* Aim *
Locate the lines where "состав" occurs and copy them as they stand.

Recorded data
--------------------------------------------------

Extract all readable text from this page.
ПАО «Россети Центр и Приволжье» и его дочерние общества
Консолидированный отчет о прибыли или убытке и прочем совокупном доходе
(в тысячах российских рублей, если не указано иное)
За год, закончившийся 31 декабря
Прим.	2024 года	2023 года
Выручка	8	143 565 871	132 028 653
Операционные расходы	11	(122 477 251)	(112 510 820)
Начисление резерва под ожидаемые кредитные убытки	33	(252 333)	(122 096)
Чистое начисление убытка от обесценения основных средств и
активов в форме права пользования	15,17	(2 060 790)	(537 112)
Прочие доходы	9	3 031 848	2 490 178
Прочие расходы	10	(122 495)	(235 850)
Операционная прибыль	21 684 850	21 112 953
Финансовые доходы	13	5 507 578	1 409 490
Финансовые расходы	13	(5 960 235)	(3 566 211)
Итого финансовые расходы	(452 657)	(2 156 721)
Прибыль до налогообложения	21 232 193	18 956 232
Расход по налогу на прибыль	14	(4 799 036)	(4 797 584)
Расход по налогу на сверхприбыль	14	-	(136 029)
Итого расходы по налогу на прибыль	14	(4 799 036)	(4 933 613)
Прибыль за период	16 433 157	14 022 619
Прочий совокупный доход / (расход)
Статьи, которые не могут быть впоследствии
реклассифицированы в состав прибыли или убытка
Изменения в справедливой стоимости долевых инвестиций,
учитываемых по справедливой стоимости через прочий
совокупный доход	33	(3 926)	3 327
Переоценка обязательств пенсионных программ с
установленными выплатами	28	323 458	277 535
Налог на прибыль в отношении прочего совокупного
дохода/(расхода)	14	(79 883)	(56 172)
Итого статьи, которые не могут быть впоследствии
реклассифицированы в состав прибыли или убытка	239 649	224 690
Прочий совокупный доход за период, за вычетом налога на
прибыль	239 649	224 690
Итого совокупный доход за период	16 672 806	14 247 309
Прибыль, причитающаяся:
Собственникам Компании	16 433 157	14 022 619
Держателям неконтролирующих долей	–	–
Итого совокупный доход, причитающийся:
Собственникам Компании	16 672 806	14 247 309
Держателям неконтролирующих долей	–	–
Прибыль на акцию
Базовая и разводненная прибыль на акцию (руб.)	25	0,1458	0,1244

--------------------------------------------------

* Solution below *
реклассифицированы в состав прибыли или убытка
реклассифицированы в состав прибыли или убытка	239 649	224 690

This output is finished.